Stored dataset items:

--------------------------------------------------

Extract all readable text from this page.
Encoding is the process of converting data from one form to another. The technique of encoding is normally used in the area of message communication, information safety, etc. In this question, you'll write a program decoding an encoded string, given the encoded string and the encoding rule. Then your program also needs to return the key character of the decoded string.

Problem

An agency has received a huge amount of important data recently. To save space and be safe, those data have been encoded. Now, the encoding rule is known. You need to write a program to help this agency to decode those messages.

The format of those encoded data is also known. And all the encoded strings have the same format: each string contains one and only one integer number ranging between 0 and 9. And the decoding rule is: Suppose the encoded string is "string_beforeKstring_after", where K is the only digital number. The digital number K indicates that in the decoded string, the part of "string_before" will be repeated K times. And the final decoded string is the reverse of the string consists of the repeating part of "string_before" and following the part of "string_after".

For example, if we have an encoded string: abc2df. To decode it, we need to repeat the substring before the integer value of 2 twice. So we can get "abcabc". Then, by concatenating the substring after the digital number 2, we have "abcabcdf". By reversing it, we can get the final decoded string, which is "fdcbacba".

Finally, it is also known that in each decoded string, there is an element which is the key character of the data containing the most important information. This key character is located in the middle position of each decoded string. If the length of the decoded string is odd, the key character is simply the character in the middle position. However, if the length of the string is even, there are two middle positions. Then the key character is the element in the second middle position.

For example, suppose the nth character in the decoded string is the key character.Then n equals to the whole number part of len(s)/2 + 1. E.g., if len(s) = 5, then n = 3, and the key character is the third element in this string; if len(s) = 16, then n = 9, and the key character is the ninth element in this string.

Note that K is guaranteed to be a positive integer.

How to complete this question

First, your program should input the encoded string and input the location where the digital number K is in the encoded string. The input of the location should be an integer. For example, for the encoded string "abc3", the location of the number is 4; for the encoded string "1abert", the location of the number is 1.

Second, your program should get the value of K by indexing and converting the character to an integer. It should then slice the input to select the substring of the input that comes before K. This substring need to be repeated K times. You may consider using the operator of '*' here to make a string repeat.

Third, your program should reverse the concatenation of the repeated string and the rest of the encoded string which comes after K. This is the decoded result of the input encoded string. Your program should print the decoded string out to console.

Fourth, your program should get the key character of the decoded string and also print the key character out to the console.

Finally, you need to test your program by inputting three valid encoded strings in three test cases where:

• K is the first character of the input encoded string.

--------------------------------------------------

GIVEN TASK: Whenever "question" turns up in a line, pick that line out.

RIGHT ANSWER:
Encoding is the process of converting data from one form to another. The technique of encoding is normally used in the area of message communication, information safety, etc. In this question, you'll write a program decoding an encoded string, given the encoded string and the encoding rule. Then your program also needs to return the key character of the decoded string.
How to complete this question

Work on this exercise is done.